EXERCISE BRIEF —
In the following material, identify every line holding the string "verwendet" and return it.

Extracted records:
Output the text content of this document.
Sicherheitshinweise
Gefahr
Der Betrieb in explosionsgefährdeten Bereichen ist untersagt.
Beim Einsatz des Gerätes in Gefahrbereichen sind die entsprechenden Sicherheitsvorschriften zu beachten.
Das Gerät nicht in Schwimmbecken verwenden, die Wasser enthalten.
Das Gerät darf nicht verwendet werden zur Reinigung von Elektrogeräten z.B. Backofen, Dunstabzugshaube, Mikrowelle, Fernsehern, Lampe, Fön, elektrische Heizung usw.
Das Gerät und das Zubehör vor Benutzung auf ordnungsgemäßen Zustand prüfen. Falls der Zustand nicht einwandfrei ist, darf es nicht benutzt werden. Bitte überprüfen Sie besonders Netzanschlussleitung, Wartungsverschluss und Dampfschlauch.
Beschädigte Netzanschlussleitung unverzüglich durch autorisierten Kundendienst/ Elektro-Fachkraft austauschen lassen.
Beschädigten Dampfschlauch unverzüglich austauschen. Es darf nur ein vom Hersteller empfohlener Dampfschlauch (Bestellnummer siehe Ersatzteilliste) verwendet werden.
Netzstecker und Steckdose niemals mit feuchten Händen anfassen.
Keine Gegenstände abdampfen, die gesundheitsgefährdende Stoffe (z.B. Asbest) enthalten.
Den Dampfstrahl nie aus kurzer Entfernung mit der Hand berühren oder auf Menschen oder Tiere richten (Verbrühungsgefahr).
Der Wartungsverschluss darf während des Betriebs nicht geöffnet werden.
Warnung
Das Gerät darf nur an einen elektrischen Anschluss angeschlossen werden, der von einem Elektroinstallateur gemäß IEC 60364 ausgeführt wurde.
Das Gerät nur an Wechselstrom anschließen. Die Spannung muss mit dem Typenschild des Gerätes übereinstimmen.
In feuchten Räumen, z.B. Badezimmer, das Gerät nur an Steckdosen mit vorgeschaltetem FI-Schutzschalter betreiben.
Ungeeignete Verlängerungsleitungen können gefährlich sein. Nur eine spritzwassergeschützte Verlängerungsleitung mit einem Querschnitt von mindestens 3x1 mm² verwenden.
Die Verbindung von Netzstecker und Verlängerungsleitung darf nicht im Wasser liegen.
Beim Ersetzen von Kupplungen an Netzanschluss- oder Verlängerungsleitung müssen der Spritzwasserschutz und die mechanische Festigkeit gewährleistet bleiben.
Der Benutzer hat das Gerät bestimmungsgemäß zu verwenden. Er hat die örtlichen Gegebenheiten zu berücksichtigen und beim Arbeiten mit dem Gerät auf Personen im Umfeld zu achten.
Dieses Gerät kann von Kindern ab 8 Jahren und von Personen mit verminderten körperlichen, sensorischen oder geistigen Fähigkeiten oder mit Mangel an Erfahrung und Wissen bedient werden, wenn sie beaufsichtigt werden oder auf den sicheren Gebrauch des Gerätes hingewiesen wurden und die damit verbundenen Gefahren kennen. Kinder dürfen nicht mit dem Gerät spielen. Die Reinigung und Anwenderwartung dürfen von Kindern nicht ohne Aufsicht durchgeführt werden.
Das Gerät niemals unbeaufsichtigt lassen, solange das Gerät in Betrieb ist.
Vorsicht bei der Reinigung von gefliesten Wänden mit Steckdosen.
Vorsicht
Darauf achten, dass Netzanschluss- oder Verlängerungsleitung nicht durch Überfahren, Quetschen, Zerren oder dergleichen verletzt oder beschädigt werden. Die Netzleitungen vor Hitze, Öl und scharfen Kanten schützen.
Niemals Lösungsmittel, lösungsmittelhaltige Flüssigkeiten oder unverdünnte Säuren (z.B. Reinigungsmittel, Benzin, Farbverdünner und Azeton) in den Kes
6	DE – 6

RESULT OF THE TASK —
Das Gerät darf nicht verwendet werden zur Reinigung von Elektrogeräten z.B. Backofen, Dunstabzugshaube, Mikrowelle, Fernsehern, Lampe, Fön, elektrische Heizung usw.
Beschädigten Dampfschlauch unverzüglich austauschen. Es darf nur ein vom Hersteller empfohlener Dampfschlauch (Bestellnummer siehe Ersatzteilliste) verwendet werden.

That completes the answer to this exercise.